# Source text
•••
Apart from above, the government has undertaken major reforms for enhancing ease of doing business in E&P by reducing compliance burden through self-certification, notification regarding dispute resolution committee, digitalization of E&P roadmap document, and performance monitoring dashboard.

MI: Normally the petroleum industry is considered a blue-collar industry. Talent in quantity and quality has been a concern, more so in talent retention. Any message for today’s young energy professionals on India's energy sector's growth prospects?

RD: The International Monetary Fund projects that India’s economy will grow at 6.1% in FY 2023–2024 followed by 6.8% in the FY 2024–2025. Ernst and Young projects India to become a $26 trillion economy by 2047 with a sixfold increase in per capita income to $15,000.

OPEC in its World Oil Outlook report expects India’s share in global GDP will increase from its current 7% to 14% in 2045. Such a growth in global share of GDP is the highest for any country in the world. Other reputed institutions and credible voices tracking the global economy have also shown unprecedented confidence in India. Global Investors share the same optimism resulting in India receiving record-breaking Foreign Direct Investment. The Indian energy sector is expected to grow at a compound annual growth rate (CAGR) of 6.5% from 2021 to 2026.
•••
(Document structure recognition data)
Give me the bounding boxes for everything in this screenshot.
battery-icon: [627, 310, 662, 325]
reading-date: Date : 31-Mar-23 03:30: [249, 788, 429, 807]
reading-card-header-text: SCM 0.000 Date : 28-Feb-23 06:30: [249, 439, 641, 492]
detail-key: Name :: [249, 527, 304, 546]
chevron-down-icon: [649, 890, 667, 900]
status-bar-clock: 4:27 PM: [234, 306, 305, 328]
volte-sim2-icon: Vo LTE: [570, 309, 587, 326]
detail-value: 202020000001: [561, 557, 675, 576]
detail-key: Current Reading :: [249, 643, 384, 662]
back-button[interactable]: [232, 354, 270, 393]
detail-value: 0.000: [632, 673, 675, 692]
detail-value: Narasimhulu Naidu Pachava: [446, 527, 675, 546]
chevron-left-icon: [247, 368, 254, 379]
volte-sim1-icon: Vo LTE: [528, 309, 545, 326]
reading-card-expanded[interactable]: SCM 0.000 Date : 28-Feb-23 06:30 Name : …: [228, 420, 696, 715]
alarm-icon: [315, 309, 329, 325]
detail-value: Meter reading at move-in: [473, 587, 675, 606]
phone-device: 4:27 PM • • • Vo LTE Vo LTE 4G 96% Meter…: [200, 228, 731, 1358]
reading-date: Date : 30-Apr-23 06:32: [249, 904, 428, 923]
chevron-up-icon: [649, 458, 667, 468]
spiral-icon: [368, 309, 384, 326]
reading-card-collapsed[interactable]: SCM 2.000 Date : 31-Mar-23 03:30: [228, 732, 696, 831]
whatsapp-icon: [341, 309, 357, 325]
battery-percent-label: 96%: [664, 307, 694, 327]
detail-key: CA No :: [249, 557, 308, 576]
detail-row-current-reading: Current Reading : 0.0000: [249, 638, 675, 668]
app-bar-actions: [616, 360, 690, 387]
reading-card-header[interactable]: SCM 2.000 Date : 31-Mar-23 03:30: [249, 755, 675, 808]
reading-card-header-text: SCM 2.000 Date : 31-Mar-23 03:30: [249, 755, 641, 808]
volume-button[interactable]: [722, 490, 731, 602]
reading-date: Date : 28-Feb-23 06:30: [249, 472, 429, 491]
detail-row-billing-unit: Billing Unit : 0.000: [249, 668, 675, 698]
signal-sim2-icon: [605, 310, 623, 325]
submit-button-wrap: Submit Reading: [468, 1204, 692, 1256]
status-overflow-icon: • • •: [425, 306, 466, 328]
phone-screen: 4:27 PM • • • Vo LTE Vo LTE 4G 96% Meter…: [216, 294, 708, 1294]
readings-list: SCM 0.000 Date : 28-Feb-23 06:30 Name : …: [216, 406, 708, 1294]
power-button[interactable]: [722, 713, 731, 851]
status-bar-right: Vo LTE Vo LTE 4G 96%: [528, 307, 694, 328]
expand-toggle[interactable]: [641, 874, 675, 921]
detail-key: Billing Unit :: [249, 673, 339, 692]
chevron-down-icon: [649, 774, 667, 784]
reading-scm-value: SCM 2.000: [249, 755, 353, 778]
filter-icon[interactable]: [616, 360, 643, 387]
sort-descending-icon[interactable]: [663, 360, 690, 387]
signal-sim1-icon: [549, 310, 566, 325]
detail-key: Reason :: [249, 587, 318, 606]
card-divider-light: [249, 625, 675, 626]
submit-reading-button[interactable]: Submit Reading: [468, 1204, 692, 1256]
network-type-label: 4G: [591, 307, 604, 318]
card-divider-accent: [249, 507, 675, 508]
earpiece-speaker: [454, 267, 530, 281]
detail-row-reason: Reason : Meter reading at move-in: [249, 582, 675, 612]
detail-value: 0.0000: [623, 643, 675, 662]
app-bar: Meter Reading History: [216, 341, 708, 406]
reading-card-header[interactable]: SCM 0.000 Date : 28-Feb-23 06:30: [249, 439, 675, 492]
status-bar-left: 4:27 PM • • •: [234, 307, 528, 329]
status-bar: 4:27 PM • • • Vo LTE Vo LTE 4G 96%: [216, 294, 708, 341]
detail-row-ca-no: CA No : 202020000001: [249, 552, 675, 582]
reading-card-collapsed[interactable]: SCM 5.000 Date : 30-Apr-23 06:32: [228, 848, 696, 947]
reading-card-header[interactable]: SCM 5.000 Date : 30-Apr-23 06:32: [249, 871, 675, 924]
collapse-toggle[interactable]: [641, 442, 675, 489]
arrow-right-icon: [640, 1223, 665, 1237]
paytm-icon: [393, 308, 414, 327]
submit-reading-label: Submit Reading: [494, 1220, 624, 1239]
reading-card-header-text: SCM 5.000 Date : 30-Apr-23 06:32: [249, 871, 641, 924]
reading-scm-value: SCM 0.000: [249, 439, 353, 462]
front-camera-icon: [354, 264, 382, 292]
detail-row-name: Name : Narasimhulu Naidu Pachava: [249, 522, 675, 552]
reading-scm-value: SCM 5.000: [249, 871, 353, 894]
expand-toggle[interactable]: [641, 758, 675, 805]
•••
# Tasks to perform
A - According to the India energy interview, what compound annual growth rate is the Indian energy sector expected to reach from 2021 to 2026?
B - Please extend the India energy interview with a few more sentences that follow on from its final one.

# Results for each task
A - 6.5%

B -
It is a generally an understood fact that economic growth is increasingly dependent on energy consumption on account of rapid urbanization and industrialization. This growth-energy correlation is evident in India as it is now the world’s third-largest energy consumer, third-largest consumer of oil, third-largest LPG consumer, fourth-largest LNG importer, fourth-largest refiner, and fourth-largest automobile market in the world. The energy demand in India will continue to provide the fuel for future economic growth.

India's energy demand is expected to grow at about 3% per annum till 2040, compared to the global rate of 1%. Further, 25% of the global energy demand growth between 2020 and 2040 is going to come from India due to our fast-growing economy and demographic dividend. It is projected that India will overtake Europe as the world’s third-largest energy consumer by 2030.

During the past few years, the Indian Government has taken concerted and focused steps to maximize the overall production capacity of the economy, and the energy sector is playing a vital role in achieving that goal. Since 2000, India has been responsible for more than 10% of the increase in global energy demand. On a per capita basis, energy demand in India has grown by more than 60% since 2000. The sector is expected to attract $100 billion in investment by 2030 which will boost jobs and employment opportunities.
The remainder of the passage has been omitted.